From the excerpt on terrace wall failure points below, extract the passage word for word, starting at "I have sampled" and ending at "chance of failure.)".

EXCERPT:
◆ ◆ ◆

I have sampled with a GPS terrace failure points, and mapped them with GIS. I have assessed the damage in the field in a simplistic ordinal scale called "status", where "1" is partial damage, and "2" complete collapse to the bedrock. I have an hypothesis that the potential damage to terrace stone walls increases/decreases according to two factors:

  • Increasing: The number of other terrace failure points in the immediate higher catchment area of the sample point. (Hydrologically speaking, a terrace failure point creates a channel for surface runoff to pour on the lower terraces, increasing saturation, peak infiltration etc., which brings about a higher chance of failure.)
  • Decreasing: The number of other adjacent terrace failure points on the same terrace wall. (The reasoning this time being other likely preferred runoff channels that decrease the chance of higher damage in the sample point.)

◆ ◆ ◆

Element box records
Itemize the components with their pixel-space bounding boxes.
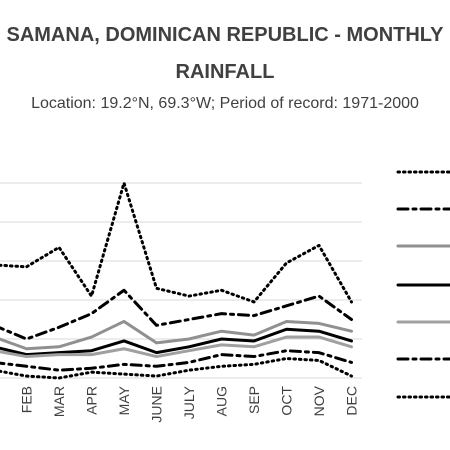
series-line-3 [0, 319, 353, 351]
x-tick-label: SEP [246, 386, 262, 414]
x-tick-label: FEB [19, 386, 35, 413]
x-tick-label: APR [84, 386, 100, 415]
chart-title-line1: SAMANA, DOMINICAN REPUBLIC - MONTHLY [6, 24, 444, 46]
x-tick-label: MAR [51, 386, 67, 417]
series-line-2 [0, 288, 353, 341]
x-tick-label: JUNE [149, 386, 165, 423]
series-line-7 [0, 357, 353, 380]
x-tick-label: MAY [116, 385, 132, 415]
x-tick-label: NOV [311, 385, 327, 416]
x-tick-label: AUG [214, 386, 230, 416]
chart-title-line2: RAINFALL [175, 61, 275, 83]
x-tick-label: DEC [344, 386, 360, 416]
series-line-1 [0, 181, 353, 304]
series-line-4 [0, 327, 353, 357]
chart-subtitle: Location: 19.2°N, 69.3°W; Period of reco… [31, 95, 419, 112]
series-line-6 [0, 349, 353, 372]
x-tick-label: JULY [181, 385, 197, 419]
series-line-5 [0, 335, 353, 359]
x-tick-label: OCT [279, 386, 295, 416]
x-tick-label: JAN [0, 386, 2, 412]
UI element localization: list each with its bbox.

◆ ◆ ◆

WRITTEN SOLUTION:
I have sampled with a GPS terrace failure points, and mapped them with GIS. I have assessed the damage in the field in a simplistic ordinal scale called "status", where "1" is partial damage, and "2" complete collapse to the bedrock. I have an hypothesis that the potential damage to terrace stone walls increases/decreases according to two factors:

  • Increasing: The number of other terrace failure points in the immediate higher catchment area of the sample point. (Hydrologically speaking, a terrace failure point creates a channel for surface runoff to pour on the lower terraces, increasing saturation, peak infiltration etc., which brings about a higher chance of failure.)